(Given task):
In the listing below, give everything from the line containing "detail-label: Submit updated" down to the line containing "page-title: Road to" as a Markdown table with the columns Row and Entry, leaving out blank lines.

Layout annotation data
+---+
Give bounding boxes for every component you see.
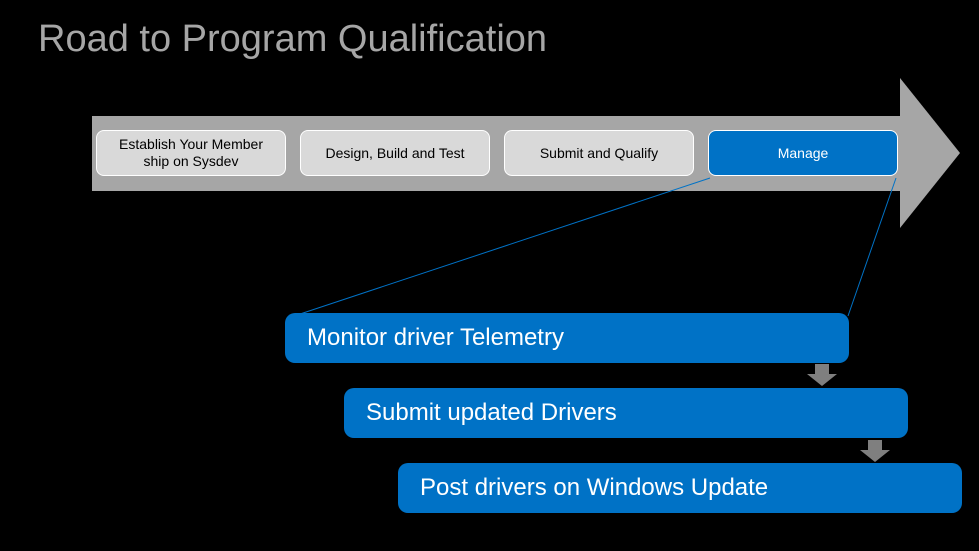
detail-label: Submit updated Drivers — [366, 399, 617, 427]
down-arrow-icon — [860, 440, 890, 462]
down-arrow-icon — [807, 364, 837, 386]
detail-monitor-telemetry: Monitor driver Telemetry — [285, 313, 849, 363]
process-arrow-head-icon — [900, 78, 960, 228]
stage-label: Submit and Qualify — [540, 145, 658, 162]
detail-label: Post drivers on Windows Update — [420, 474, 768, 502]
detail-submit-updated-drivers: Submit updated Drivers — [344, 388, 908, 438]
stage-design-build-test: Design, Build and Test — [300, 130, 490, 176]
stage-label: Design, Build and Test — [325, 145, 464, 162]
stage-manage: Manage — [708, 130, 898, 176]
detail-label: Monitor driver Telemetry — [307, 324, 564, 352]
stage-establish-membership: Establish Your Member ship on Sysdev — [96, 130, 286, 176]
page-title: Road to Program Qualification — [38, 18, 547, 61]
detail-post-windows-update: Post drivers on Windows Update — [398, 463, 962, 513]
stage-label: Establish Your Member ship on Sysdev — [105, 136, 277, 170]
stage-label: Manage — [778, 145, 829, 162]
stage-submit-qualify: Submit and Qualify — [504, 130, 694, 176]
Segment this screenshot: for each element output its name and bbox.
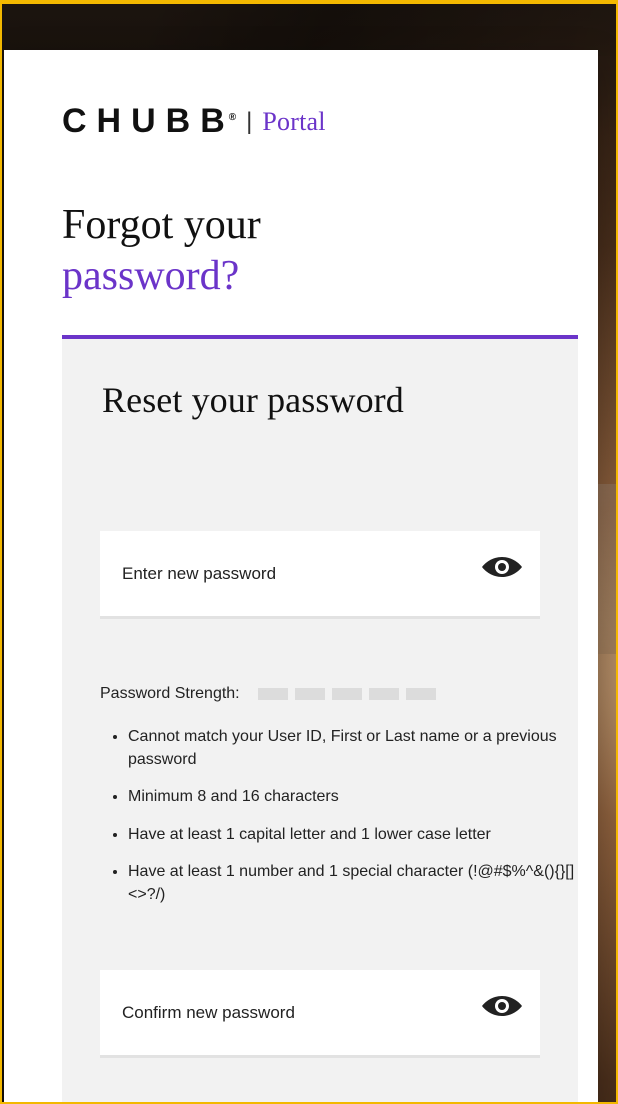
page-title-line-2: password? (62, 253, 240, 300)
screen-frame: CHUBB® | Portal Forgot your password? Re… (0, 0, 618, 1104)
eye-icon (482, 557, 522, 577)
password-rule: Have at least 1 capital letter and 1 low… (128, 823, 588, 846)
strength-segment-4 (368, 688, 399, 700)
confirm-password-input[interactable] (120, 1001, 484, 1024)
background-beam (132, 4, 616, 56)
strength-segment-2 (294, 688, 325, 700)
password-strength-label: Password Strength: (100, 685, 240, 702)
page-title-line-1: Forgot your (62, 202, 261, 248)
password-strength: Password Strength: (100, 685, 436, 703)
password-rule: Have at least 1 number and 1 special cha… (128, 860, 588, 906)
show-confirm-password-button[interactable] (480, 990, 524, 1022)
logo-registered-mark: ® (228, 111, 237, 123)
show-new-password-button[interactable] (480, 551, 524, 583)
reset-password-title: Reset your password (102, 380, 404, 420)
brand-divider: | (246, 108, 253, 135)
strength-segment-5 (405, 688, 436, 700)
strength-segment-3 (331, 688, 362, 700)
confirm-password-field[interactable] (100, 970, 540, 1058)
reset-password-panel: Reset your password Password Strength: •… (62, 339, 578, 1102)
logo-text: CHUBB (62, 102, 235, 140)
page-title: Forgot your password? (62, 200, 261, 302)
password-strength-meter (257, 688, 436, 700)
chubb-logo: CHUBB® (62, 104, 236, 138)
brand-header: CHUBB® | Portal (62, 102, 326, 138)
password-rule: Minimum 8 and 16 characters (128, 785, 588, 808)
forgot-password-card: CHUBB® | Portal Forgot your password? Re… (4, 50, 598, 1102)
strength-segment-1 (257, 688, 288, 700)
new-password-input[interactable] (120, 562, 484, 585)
+---+
(Result of the exercise):
| Row | Entry |
|---|---|
| 1 | detail-label: Submit updated Drivers — [366, 399, 617, 427] |
| 2 | down-arrow-icon — [860, 440, 890, 462] |
| 3 | down-arrow-icon — [807, 364, 837, 386] |
| 4 | detail-monitor-telemetry: Monitor driver Telemetry — [285, 313, 849, 363] |
| 5 | process-arrow-head-icon — [900, 78, 960, 228] |
| 6 | stage-label: Submit and Qualify — [540, 145, 658, 162] |
| 7 | detail-label: Post drivers on Windows Update — [420, 474, 768, 502] |
| 8 | detail-submit-updated-drivers: Submit updated Drivers — [344, 388, 908, 438] |
| 9 | stage-design-build-test: Design, Build and Test — [300, 130, 490, 176] |
| 10 | stage-label: Design, Build and Test — [325, 145, 464, 162] |
| 11 | stage-manage: Manage — [708, 130, 898, 176] |
| 12 | detail-label: Monitor driver Telemetry — [307, 324, 564, 352] |
| 13 | stage-establish-membership: Establish Your Member ship on Sysdev — [96, 130, 286, 176] |
| 14 | page-title: Road to Program Qualification — [38, 18, 547, 61] |